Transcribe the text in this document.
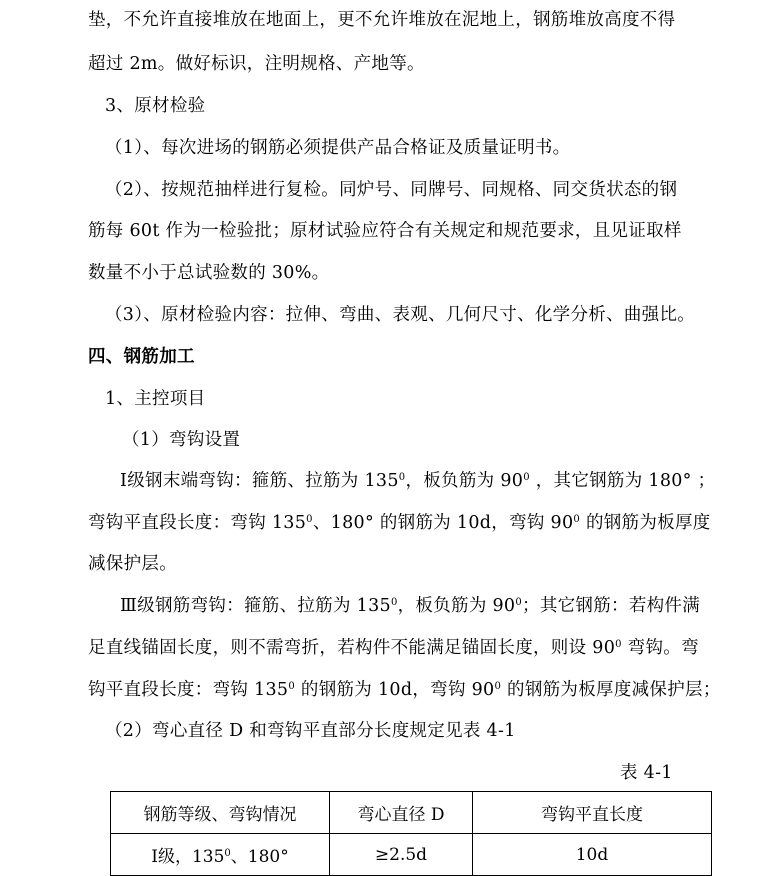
垫，不允许直接堆放在地面上，更不允许堆放在泥地上，钢筋堆放高度不得
超过 2m。做好标识，注明规格、产地等。
3、原材检验
（1）、每次进场的钢筋必须提供产品合格证及质量证明书。
（2）、按规范抽样进行复检。同炉号、同牌号、同规格、同交货状态的钢
筋每 60t 作为一检验批；原材试验应符合有关规定和规范要求，且见证取样
数量不小于总试验数的 30%。
（3）、原材检验内容：拉伸、弯曲、表观、几何尺寸、化学分析、曲强比。
四、钢筋加工
1、主控项目
（1）弯钩设置
Ⅰ级钢末端弯钩：箍筋、拉筋为 $135^0$，板负筋为 $90^0$ ，其它钢筋为 180° ；
弯钩平直段长度：弯钩 $135^0$、180° 的钢筋为 10d，弯钩 $90^0$ 的钢筋为板厚度
减保护层。
Ⅲ级钢筋弯钩：箍筋、拉筋为 $135^0$，板负筋为 $90^0$；其它钢筋：若构件满
足直线锚固长度，则不需弯折，若构件不能满足锚固长度，则设 $90^0$ 弯钩。弯
钩平直段长度：弯钩 $135^0$ 的钢筋为 10d，弯钩 $90^0$ 的钢筋为板厚度减保护层；
（2）弯心直径 D 和弯钩平直部分长度规定见表 4-1
表 4-1
钢筋等级、弯钩情况	弯心直径 D	弯钩平直长度
Ⅰ级，$135^0$、180°	≥2.5d	10d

====================

# [The task]
Return the full material word for word. Do not include the pictures.

# [Result of this task]
Transcribe the text in this document.
垫，不允许直接堆放在地面上，更不允许堆放在泥地上，钢筋堆放高度不得
超过 2m。做好标识，注明规格、产地等。
3、原材检验
（1）、每次进场的钢筋必须提供产品合格证及质量证明书。
（2）、按规范抽样进行复检。同炉号、同牌号、同规格、同交货状态的钢
筋每 60t 作为一检验批；原材试验应符合有关规定和规范要求，且见证取样
数量不小于总试验数的 30%。
（3）、原材检验内容：拉伸、弯曲、表观、几何尺寸、化学分析、曲强比。
四、钢筋加工
1、主控项目
（1）弯钩设置
Ⅰ级钢末端弯钩：箍筋、拉筋为 $135^0$，板负筋为 $90^0$ ，其它钢筋为 180° ；
弯钩平直段长度：弯钩 $135^0$、180° 的钢筋为 10d，弯钩 $90^0$ 的钢筋为板厚度
减保护层。
Ⅲ级钢筋弯钩：箍筋、拉筋为 $135^0$，板负筋为 $90^0$；其它钢筋：若构件满
足直线锚固长度，则不需弯折，若构件不能满足锚固长度，则设 $90^0$ 弯钩。弯
钩平直段长度：弯钩 $135^0$ 的钢筋为 10d，弯钩 $90^0$ 的钢筋为板厚度减保护层；
（2）弯心直径 D 和弯钩平直部分长度规定见表 4-1
表 4-1
钢筋等级、弯钩情况	弯心直径 D	弯钩平直长度
Ⅰ级，$135^0$、180°	≥2.5d	10d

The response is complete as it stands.